* **What is needed**
The entries below should be quoted exactly, with no pictures carried over.

──────── Information supplied ────────

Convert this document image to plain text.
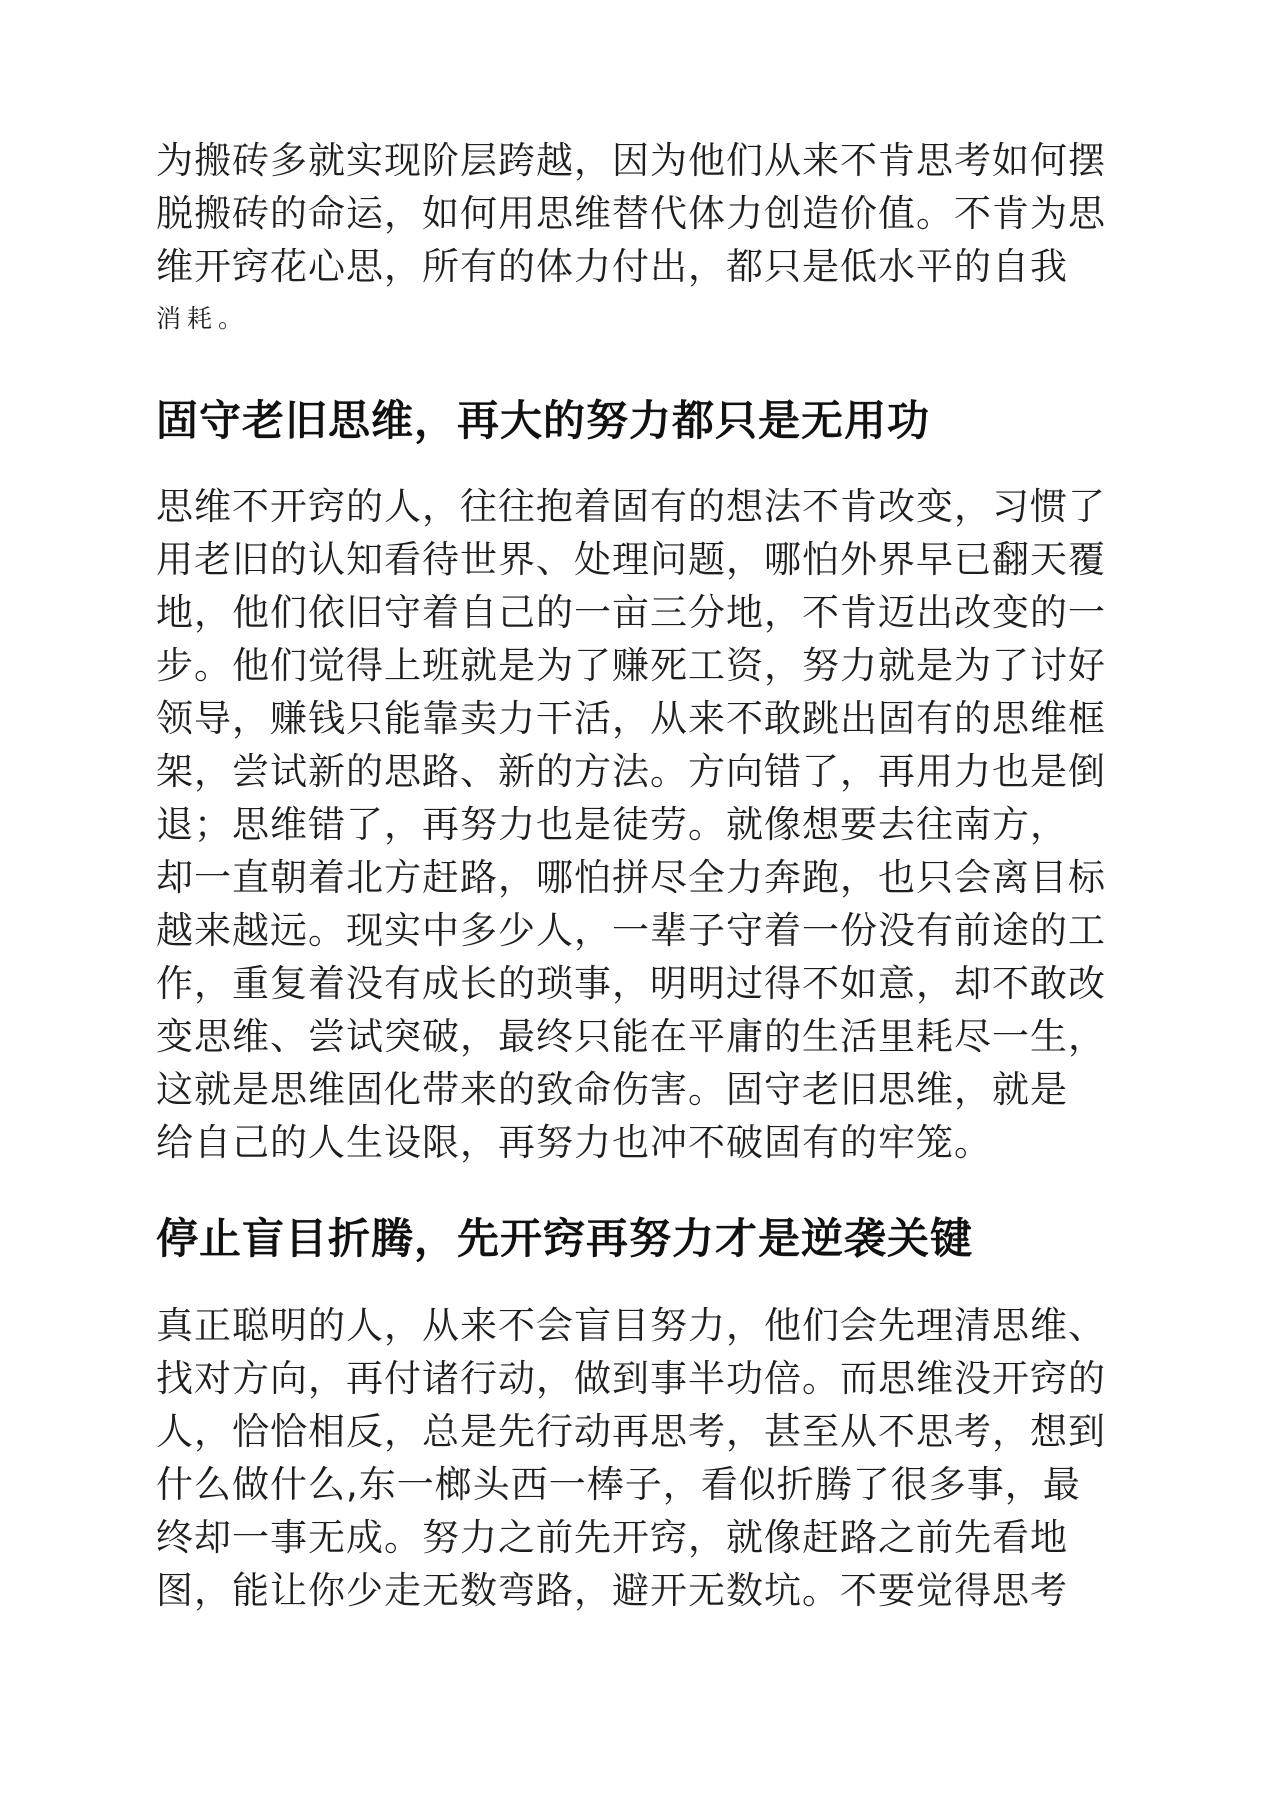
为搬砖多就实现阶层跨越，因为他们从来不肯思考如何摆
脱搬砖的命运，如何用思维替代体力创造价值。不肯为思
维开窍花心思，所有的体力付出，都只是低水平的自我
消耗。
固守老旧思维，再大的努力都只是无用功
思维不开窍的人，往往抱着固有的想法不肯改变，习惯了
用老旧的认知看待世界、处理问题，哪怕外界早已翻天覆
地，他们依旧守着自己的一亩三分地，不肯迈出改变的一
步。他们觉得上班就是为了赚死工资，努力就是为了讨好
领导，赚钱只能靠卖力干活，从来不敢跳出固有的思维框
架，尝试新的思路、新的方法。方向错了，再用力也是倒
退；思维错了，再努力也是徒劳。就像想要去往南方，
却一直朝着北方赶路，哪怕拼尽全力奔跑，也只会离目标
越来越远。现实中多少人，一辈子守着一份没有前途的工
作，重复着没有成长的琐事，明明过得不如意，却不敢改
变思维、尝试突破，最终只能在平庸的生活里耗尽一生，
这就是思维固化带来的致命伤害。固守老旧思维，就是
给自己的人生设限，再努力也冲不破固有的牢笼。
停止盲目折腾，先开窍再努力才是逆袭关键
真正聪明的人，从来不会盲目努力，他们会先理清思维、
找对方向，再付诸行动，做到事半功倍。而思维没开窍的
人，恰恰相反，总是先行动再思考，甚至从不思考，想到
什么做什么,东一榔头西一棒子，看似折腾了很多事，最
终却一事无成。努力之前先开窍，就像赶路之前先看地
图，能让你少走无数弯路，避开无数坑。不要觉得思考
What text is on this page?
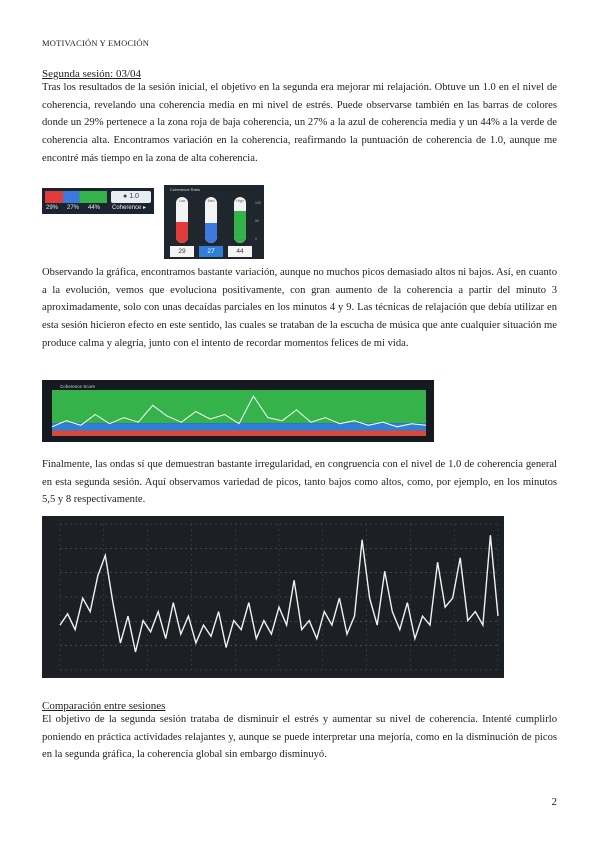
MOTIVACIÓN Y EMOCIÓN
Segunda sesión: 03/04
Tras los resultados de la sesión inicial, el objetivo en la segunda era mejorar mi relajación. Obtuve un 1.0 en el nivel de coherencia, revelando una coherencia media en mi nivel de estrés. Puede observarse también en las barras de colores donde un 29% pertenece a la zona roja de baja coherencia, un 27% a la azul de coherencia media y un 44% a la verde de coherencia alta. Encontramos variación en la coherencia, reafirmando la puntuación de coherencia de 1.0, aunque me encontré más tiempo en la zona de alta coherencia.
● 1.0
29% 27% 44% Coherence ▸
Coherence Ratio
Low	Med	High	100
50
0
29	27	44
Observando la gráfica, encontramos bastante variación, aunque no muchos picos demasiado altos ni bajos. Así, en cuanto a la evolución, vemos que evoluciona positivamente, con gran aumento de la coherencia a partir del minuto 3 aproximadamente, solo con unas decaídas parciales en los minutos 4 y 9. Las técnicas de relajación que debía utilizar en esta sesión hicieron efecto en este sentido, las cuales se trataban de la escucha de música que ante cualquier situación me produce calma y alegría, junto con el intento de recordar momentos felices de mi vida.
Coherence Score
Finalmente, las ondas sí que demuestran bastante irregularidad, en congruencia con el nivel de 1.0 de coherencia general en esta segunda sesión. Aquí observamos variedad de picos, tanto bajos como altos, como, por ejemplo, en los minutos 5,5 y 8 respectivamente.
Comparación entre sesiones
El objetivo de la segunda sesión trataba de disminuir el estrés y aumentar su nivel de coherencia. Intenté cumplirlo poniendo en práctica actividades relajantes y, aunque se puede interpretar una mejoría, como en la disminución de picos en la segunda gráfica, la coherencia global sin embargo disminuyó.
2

────────

* **Solution to the exercise**
Convert this document image to plain text.
为搬砖多就实现阶层跨越，因为他们从来不肯思考如何摆
脱搬砖的命运，如何用思维替代体力创造价值。不肯为思
维开窍花心思，所有的体力付出，都只是低水平的自我
消耗。
固守老旧思维，再大的努力都只是无用功
思维不开窍的人，往往抱着固有的想法不肯改变，习惯了
用老旧的认知看待世界、处理问题，哪怕外界早已翻天覆
地，他们依旧守着自己的一亩三分地，不肯迈出改变的一
步。他们觉得上班就是为了赚死工资，努力就是为了讨好
领导，赚钱只能靠卖力干活，从来不敢跳出固有的思维框
架，尝试新的思路、新的方法。方向错了，再用力也是倒
退；思维错了，再努力也是徒劳。就像想要去往南方，
却一直朝着北方赶路，哪怕拼尽全力奔跑，也只会离目标
越来越远。现实中多少人，一辈子守着一份没有前途的工
作，重复着没有成长的琐事，明明过得不如意，却不敢改
变思维、尝试突破，最终只能在平庸的生活里耗尽一生，
这就是思维固化带来的致命伤害。固守老旧思维，就是
给自己的人生设限，再努力也冲不破固有的牢笼。
停止盲目折腾，先开窍再努力才是逆袭关键
真正聪明的人，从来不会盲目努力，他们会先理清思维、
找对方向，再付诸行动，做到事半功倍。而思维没开窍的
人，恰恰相反，总是先行动再思考，甚至从不思考，想到
什么做什么,东一榔头西一棒子，看似折腾了很多事，最
终却一事无成。努力之前先开窍，就像赶路之前先看地
图，能让你少走无数弯路，避开无数坑。不要觉得思考
What text is on this page?
MOTIVACIÓN Y EMOCIÓN
Segunda sesión: 03/04
Tras los resultados de la sesión inicial, el objetivo en la segunda era mejorar mi relajación. Obtuve un 1.0 en el nivel de coherencia, revelando una coherencia media en mi nivel de estrés. Puede observarse también en las barras de colores donde un 29% pertenece a la zona roja de baja coherencia, un 27% a la azul de coherencia media y un 44% a la verde de coherencia alta. Encontramos variación en la coherencia, reafirmando la puntuación de coherencia de 1.0, aunque me encontré más tiempo en la zona de alta coherencia.
● 1.0
29% 27% 44% Coherence ▸
Coherence Ratio
Low	Med	High	100
50
0
29	27	44
Observando la gráfica, encontramos bastante variación, aunque no muchos picos demasiado altos ni bajos. Así, en cuanto a la evolución, vemos que evoluciona positivamente, con gran aumento de la coherencia a partir del minuto 3 aproximadamente, solo con unas decaídas parciales en los minutos 4 y 9. Las técnicas de relajación que debía utilizar en esta sesión hicieron efecto en este sentido, las cuales se trataban de la escucha de música que ante cualquier situación me produce calma y alegría, junto con el intento de recordar momentos felices de mi vida.
Coherence Score
Finalmente, las ondas sí que demuestran bastante irregularidad, en congruencia con el nivel de 1.0 de coherencia general en esta segunda sesión. Aquí observamos variedad de picos, tanto bajos como altos, como, por ejemplo, en los minutos 5,5 y 8 respectivamente.
Comparación entre sesiones
El objetivo de la segunda sesión trataba de disminuir el estrés y aumentar su nivel de coherencia. Intenté cumplirlo poniendo en práctica actividades relajantes y, aunque se puede interpretar una mejoría, como en la disminución de picos en la segunda gráfica, la coherencia global sin embargo disminuyó.
2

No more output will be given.